◆ Dataset items:
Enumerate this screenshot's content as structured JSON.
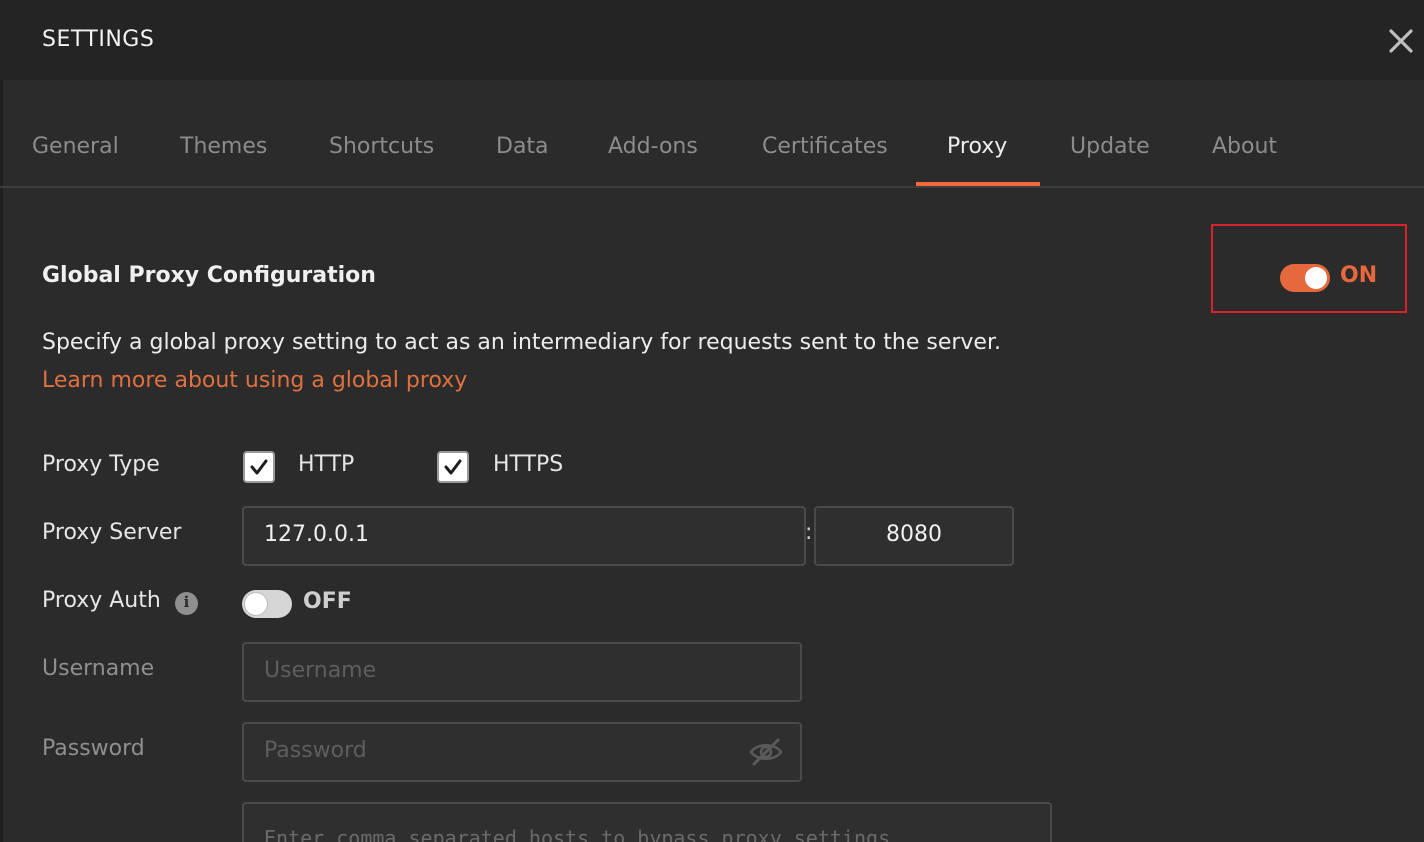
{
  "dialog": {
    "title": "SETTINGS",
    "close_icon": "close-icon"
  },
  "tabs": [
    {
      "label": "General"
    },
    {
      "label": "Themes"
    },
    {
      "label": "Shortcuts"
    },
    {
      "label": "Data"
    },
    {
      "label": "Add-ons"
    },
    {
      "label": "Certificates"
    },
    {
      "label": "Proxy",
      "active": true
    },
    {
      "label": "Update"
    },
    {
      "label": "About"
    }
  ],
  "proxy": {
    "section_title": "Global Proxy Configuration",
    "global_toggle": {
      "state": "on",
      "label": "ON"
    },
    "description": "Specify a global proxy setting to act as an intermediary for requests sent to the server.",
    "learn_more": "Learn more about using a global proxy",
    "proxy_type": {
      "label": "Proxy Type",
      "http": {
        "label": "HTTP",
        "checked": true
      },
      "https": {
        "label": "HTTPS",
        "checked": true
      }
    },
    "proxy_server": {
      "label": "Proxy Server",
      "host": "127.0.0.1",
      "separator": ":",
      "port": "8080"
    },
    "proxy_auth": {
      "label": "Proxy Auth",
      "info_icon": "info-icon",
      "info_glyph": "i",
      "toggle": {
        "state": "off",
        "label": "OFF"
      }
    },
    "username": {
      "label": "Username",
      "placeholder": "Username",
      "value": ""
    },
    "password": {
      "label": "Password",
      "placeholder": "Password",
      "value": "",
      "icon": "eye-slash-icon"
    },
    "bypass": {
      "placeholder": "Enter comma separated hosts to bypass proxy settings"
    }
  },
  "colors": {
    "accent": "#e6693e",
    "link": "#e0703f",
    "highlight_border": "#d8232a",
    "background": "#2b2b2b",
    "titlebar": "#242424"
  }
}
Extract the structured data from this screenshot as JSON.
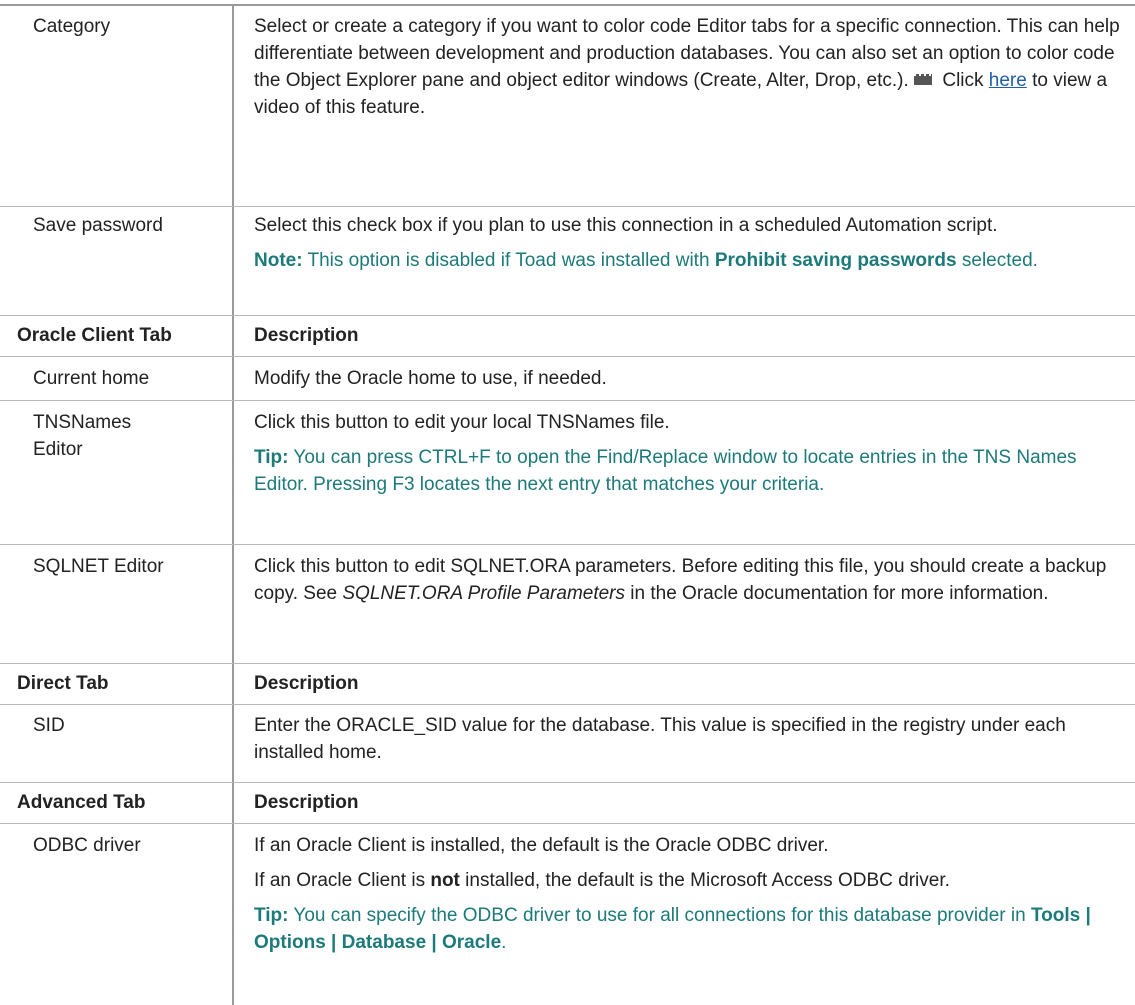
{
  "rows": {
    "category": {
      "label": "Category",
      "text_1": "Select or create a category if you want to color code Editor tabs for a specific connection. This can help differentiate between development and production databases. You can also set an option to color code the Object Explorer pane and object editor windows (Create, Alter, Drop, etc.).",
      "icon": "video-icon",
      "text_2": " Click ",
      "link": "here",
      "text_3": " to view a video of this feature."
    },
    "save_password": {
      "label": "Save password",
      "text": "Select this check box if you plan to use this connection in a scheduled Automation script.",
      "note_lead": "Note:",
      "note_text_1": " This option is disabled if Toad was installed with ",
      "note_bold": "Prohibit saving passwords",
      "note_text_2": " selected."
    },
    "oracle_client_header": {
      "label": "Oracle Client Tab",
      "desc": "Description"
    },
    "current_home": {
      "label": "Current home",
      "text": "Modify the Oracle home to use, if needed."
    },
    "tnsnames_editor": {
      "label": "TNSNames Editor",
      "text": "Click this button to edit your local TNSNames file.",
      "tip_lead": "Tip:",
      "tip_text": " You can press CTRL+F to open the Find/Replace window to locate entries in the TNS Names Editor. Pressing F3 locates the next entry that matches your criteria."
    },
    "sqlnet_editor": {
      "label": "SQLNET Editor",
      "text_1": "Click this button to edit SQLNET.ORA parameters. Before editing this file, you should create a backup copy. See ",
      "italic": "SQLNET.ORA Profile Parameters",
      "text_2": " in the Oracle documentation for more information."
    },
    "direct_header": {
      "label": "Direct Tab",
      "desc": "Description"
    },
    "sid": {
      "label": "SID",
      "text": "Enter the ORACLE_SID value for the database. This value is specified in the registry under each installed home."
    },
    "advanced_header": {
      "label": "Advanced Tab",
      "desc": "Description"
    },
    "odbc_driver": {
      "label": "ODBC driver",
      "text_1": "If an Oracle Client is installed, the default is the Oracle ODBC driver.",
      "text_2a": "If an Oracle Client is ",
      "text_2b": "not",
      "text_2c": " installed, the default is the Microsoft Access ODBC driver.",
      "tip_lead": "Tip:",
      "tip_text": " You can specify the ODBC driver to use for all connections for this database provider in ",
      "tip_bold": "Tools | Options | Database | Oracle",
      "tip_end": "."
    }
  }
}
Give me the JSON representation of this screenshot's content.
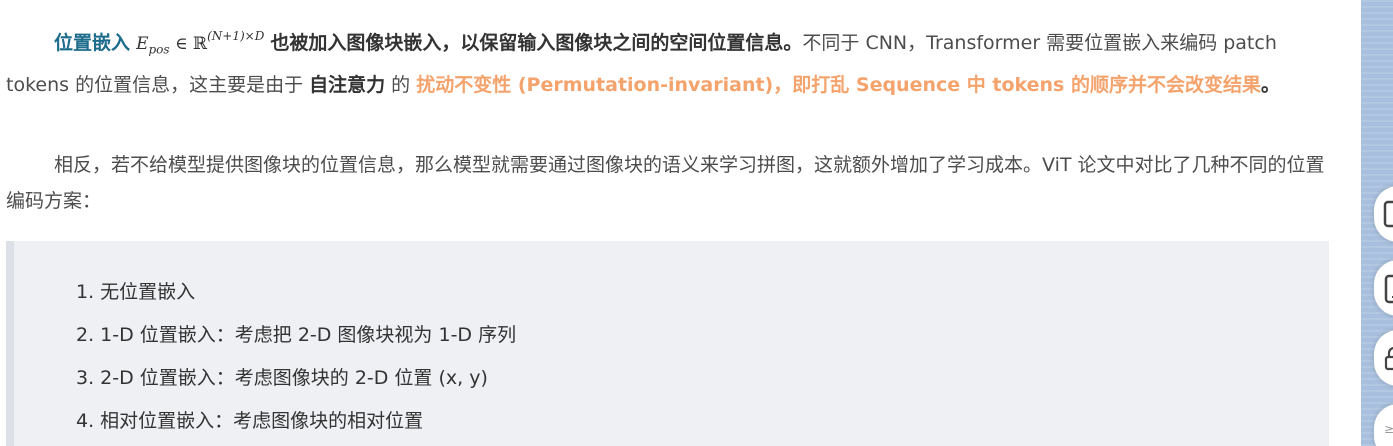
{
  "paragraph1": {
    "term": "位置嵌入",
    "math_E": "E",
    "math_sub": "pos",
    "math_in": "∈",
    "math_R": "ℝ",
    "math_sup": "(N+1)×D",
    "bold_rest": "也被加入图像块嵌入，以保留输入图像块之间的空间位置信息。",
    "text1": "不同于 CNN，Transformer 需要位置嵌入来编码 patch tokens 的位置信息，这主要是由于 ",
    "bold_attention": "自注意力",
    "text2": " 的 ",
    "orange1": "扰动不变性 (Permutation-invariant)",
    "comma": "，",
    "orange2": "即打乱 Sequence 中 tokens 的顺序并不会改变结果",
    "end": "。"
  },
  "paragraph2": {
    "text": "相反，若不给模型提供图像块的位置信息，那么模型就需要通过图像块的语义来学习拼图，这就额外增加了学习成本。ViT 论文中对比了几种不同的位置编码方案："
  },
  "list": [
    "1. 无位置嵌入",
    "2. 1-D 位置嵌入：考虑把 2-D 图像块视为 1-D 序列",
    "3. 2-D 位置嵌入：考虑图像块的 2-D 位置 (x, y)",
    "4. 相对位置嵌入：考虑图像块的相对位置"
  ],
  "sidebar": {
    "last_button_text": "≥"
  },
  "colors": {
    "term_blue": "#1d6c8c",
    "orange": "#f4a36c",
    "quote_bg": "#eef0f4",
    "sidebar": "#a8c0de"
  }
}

◆ Instructions to follow:
Leave out the pictures and repeat everything else in the records exactly.

◆ Result of the exercise:
Enumerate this screenshot's content as structured JSON.
{
  "dialog": {
    "title": "SETTINGS",
    "close_icon": "close-icon"
  },
  "tabs": [
    {
      "label": "General"
    },
    {
      "label": "Themes"
    },
    {
      "label": "Shortcuts"
    },
    {
      "label": "Data"
    },
    {
      "label": "Add-ons"
    },
    {
      "label": "Certificates"
    },
    {
      "label": "Proxy",
      "active": true
    },
    {
      "label": "Update"
    },
    {
      "label": "About"
    }
  ],
  "proxy": {
    "section_title": "Global Proxy Configuration",
    "global_toggle": {
      "state": "on",
      "label": "ON"
    },
    "description": "Specify a global proxy setting to act as an intermediary for requests sent to the server.",
    "learn_more": "Learn more about using a global proxy",
    "proxy_type": {
      "label": "Proxy Type",
      "http": {
        "label": "HTTP",
        "checked": true
      },
      "https": {
        "label": "HTTPS",
        "checked": true
      }
    },
    "proxy_server": {
      "label": "Proxy Server",
      "host": "127.0.0.1",
      "separator": ":",
      "port": "8080"
    },
    "proxy_auth": {
      "label": "Proxy Auth",
      "info_icon": "info-icon",
      "info_glyph": "i",
      "toggle": {
        "state": "off",
        "label": "OFF"
      }
    },
    "username": {
      "label": "Username",
      "placeholder": "Username",
      "value": ""
    },
    "password": {
      "label": "Password",
      "placeholder": "Password",
      "value": "",
      "icon": "eye-slash-icon"
    },
    "bypass": {
      "placeholder": "Enter comma separated hosts to bypass proxy settings"
    }
  },
  "colors": {
    "accent": "#e6693e",
    "link": "#e0703f",
    "highlight_border": "#d8232a",
    "background": "#2b2b2b",
    "titlebar": "#242424"
  }
}
Extract the structured data from this screenshot as JSON.
{
  "rows": {
    "category": {
      "label": "Category",
      "text_1": "Select or create a category if you want to color code Editor tabs for a specific connection. This can help differentiate between development and production databases. You can also set an option to color code the Object Explorer pane and object editor windows (Create, Alter, Drop, etc.).",
      "icon": "video-icon",
      "text_2": " Click ",
      "link": "here",
      "text_3": " to view a video of this feature."
    },
    "save_password": {
      "label": "Save password",
      "text": "Select this check box if you plan to use this connection in a scheduled Automation script.",
      "note_lead": "Note:",
      "note_text_1": " This option is disabled if Toad was installed with ",
      "note_bold": "Prohibit saving passwords",
      "note_text_2": " selected."
    },
    "oracle_client_header": {
      "label": "Oracle Client Tab",
      "desc": "Description"
    },
    "current_home": {
      "label": "Current home",
      "text": "Modify the Oracle home to use, if needed."
    },
    "tnsnames_editor": {
      "label": "TNSNames Editor",
      "text": "Click this button to edit your local TNSNames file.",
      "tip_lead": "Tip:",
      "tip_text": " You can press CTRL+F to open the Find/Replace window to locate entries in the TNS Names Editor. Pressing F3 locates the next entry that matches your criteria."
    },
    "sqlnet_editor": {
      "label": "SQLNET Editor",
      "text_1": "Click this button to edit SQLNET.ORA parameters. Before editing this file, you should create a backup copy. See ",
      "italic": "SQLNET.ORA Profile Parameters",
      "text_2": " in the Oracle documentation for more information."
    },
    "direct_header": {
      "label": "Direct Tab",
      "desc": "Description"
    },
    "sid": {
      "label": "SID",
      "text": "Enter the ORACLE_SID value for the database. This value is specified in the registry under each installed home."
    },
    "advanced_header": {
      "label": "Advanced Tab",
      "desc": "Description"
    },
    "odbc_driver": {
      "label": "ODBC driver",
      "text_1": "If an Oracle Client is installed, the default is the Oracle ODBC driver.",
      "text_2a": "If an Oracle Client is ",
      "text_2b": "not",
      "text_2c": " installed, the default is the Microsoft Access ODBC driver.",
      "tip_lead": "Tip:",
      "tip_text": " You can specify the ODBC driver to use for all connections for this database provider in ",
      "tip_bold": "Tools | Options | Database | Oracle",
      "tip_end": "."
    }
  }
}
Give me the JSON representation of this screenshot's content.
{
  "paragraph1": {
    "term": "位置嵌入",
    "math_E": "E",
    "math_sub": "pos",
    "math_in": "∈",
    "math_R": "ℝ",
    "math_sup": "(N+1)×D",
    "bold_rest": "也被加入图像块嵌入，以保留输入图像块之间的空间位置信息。",
    "text1": "不同于 CNN，Transformer 需要位置嵌入来编码 patch tokens 的位置信息，这主要是由于 ",
    "bold_attention": "自注意力",
    "text2": " 的 ",
    "orange1": "扰动不变性 (Permutation-invariant)",
    "comma": "，",
    "orange2": "即打乱 Sequence 中 tokens 的顺序并不会改变结果",
    "end": "。"
  },
  "paragraph2": {
    "text": "相反，若不给模型提供图像块的位置信息，那么模型就需要通过图像块的语义来学习拼图，这就额外增加了学习成本。ViT 论文中对比了几种不同的位置编码方案："
  },
  "list": [
    "1. 无位置嵌入",
    "2. 1-D 位置嵌入：考虑把 2-D 图像块视为 1-D 序列",
    "3. 2-D 位置嵌入：考虑图像块的 2-D 位置 (x, y)",
    "4. 相对位置嵌入：考虑图像块的相对位置"
  ],
  "sidebar": {
    "last_button_text": "≥"
  },
  "colors": {
    "term_blue": "#1d6c8c",
    "orange": "#f4a36c",
    "quote_bg": "#eef0f4",
    "sidebar": "#a8c0de"
  }
}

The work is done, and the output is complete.